Go through the listing and pick out each line with the word "screenshot" in it.
* * * * *
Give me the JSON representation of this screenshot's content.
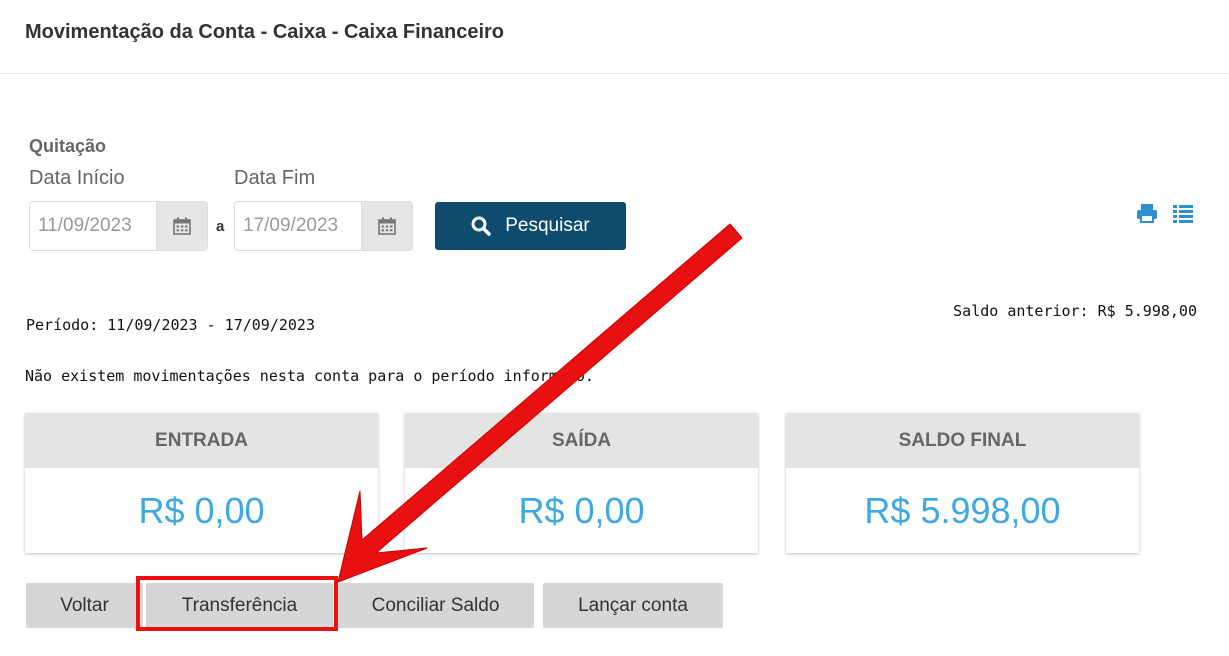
{
  "header": {
    "title": "Movimentação da Conta - Caixa - Caixa Financeiro"
  },
  "filters": {
    "section_label": "Quitação",
    "start_label": "Data Início",
    "end_label": "Data Fim",
    "start_value": "11/09/2023",
    "end_value": "17/09/2023",
    "separator": "a",
    "search_label": "Pesquisar"
  },
  "toolbar": {
    "print_icon": "print-icon",
    "list_icon": "list-icon"
  },
  "summary": {
    "saldo_anterior": "Saldo anterior: R$ 5.998,00",
    "periodo": "Período: 11/09/2023 - 17/09/2023",
    "empty_message": "Não existem movimentações nesta conta para o período informado."
  },
  "cards": [
    {
      "title": "ENTRADA",
      "value": "R$ 0,00"
    },
    {
      "title": "SAÍDA",
      "value": "R$ 0,00"
    },
    {
      "title": "SALDO FINAL",
      "value": "R$ 5.998,00"
    }
  ],
  "actions": {
    "voltar": "Voltar",
    "transferencia": "Transferência",
    "conciliar": "Conciliar Saldo",
    "lancar": "Lançar conta"
  },
  "colors": {
    "accent": "#0f4b6e",
    "value_blue": "#3da9e0",
    "annotation_red": "#e81010"
  }
}
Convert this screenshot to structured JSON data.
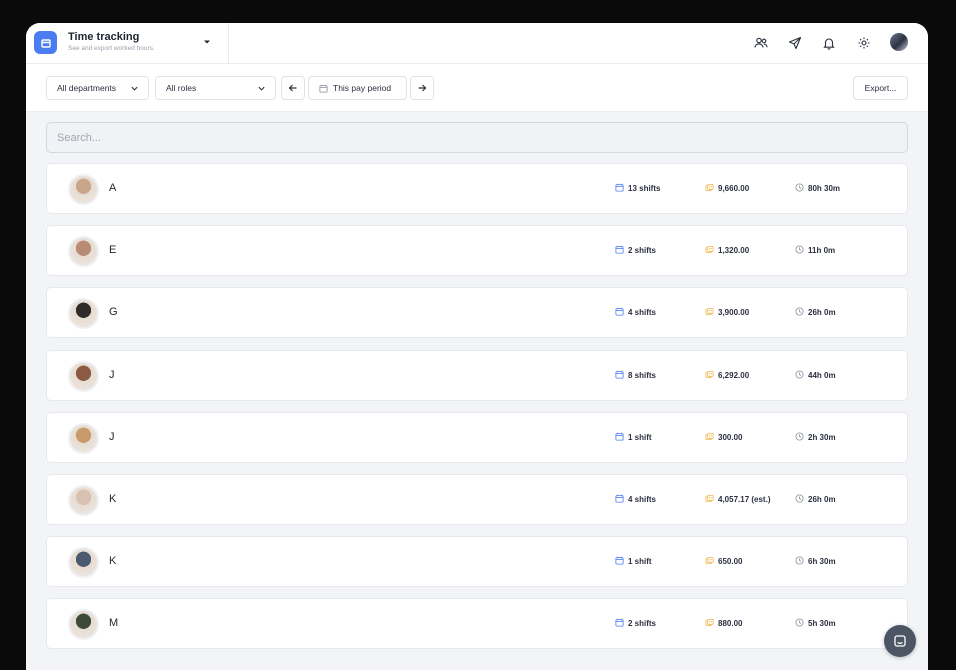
{
  "header": {
    "title": "Time tracking",
    "subtitle": "See and export worked hours."
  },
  "toolbar": {
    "departments": "All departments",
    "roles": "All roles",
    "period": "This pay period",
    "export": "Export..."
  },
  "search": {
    "placeholder": "Search..."
  },
  "employees": [
    {
      "initial": "A",
      "shifts": "13 shifts",
      "pay": "9,660.00",
      "hours": "80h 30m",
      "avatar": "#c9a58a"
    },
    {
      "initial": "E",
      "shifts": "2 shifts",
      "pay": "1,320.00",
      "hours": "11h 0m",
      "avatar": "#b98a74"
    },
    {
      "initial": "G",
      "shifts": "4 shifts",
      "pay": "3,900.00",
      "hours": "26h 0m",
      "avatar": "#2f2b2a"
    },
    {
      "initial": "J",
      "shifts": "8 shifts",
      "pay": "6,292.00",
      "hours": "44h 0m",
      "avatar": "#8a5a42"
    },
    {
      "initial": "J",
      "shifts": "1 shift",
      "pay": "300.00",
      "hours": "2h 30m",
      "avatar": "#c79a6a"
    },
    {
      "initial": "K",
      "shifts": "4 shifts",
      "pay": "4,057.17 (est.)",
      "hours": "26h 0m",
      "avatar": "#d8c1b0"
    },
    {
      "initial": "K",
      "shifts": "1 shift",
      "pay": "650.00",
      "hours": "6h 30m",
      "avatar": "#4b5a70"
    },
    {
      "initial": "M",
      "shifts": "2 shifts",
      "pay": "880.00",
      "hours": "5h 30m",
      "avatar": "#3d4a3a"
    }
  ],
  "colors": {
    "accent": "#4a7cf2",
    "shifts_icon": "#4a7cf2",
    "pay_icon": "#f0b64a",
    "time_icon": "#8a909c"
  },
  "icons": {
    "header": [
      "team-icon",
      "send-icon",
      "bell-icon",
      "gear-icon"
    ],
    "row": [
      "calendar-icon",
      "coins-icon",
      "clock-icon"
    ]
  }
}
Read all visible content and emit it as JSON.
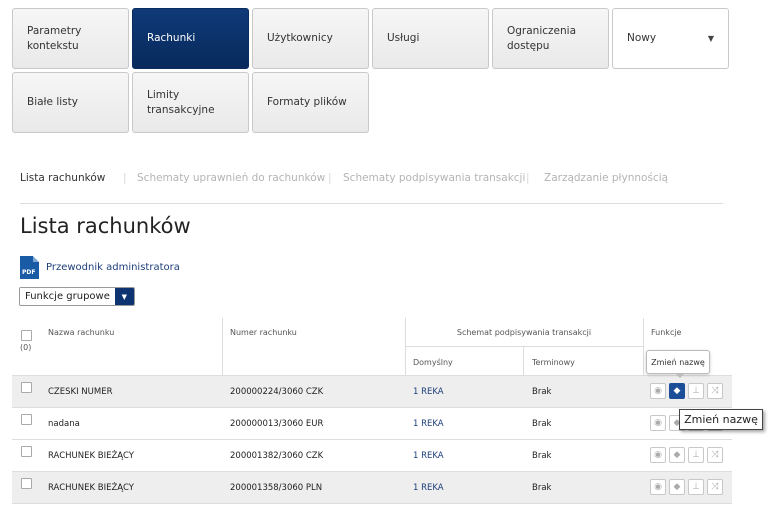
{
  "tiles": {
    "t1": "Parametry kontekstu",
    "t2": "Rachunki",
    "t3": "Użytkownicy",
    "t4": "Usługi",
    "t5": "Ograniczenia dostępu",
    "t6": "Nowy",
    "t7": "Białe listy",
    "t8": "Limity transakcyjne",
    "t9": "Formaty plików"
  },
  "subnav": {
    "s1": "Lista rachunków",
    "s2": "Schematy uprawnień do rachunków",
    "s3": "Schematy podpisywania transakcji",
    "s4": "Zarządzanie płynnością",
    "sep": "|"
  },
  "page": {
    "title": "Lista rachunków",
    "pdf_label": "Przewodnik administratora",
    "pdf_icon_text": "PDF",
    "bulk_label": "Funkcje grupowe"
  },
  "table": {
    "count": "(0)",
    "col_name": "Nazwa rachunku",
    "col_number": "Numer rachunku",
    "col_scheme": "Schemat podpisywania transakcji",
    "col_default": "Domyślny",
    "col_term": "Terminowy",
    "col_functions": "Funkcje",
    "rows": [
      {
        "name": "CZESKI NUMER",
        "number": "200000224/3060 CZK",
        "default": "1 REKA",
        "term": "Brak"
      },
      {
        "name": "nadana",
        "number": "200000013/3060 EUR",
        "default": "1 REKA",
        "term": "Brak"
      },
      {
        "name": "RACHUNEK BIEŻĄCY",
        "number": "200001382/3060 CZK",
        "default": "1 REKA",
        "term": "Brak"
      },
      {
        "name": "RACHUNEK BIEŻĄCY",
        "number": "200001358/3060 PLN",
        "default": "1 REKA",
        "term": "Brak"
      }
    ]
  },
  "tooltips": {
    "rename_small": "Zmień nazwę",
    "rename_native": "Zmień nazwę"
  },
  "icons": {
    "view": "eye-icon",
    "rename": "tag-icon",
    "hierarchy": "hierarchy-icon",
    "shuffle": "shuffle-icon"
  },
  "colors": {
    "accent": "#0d3470",
    "link": "#1d3f7a"
  }
}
* * * * *
→ Right answer:
Give me the JSON representation of this screenshot's content.
Convert this screenshot to structured JSON data.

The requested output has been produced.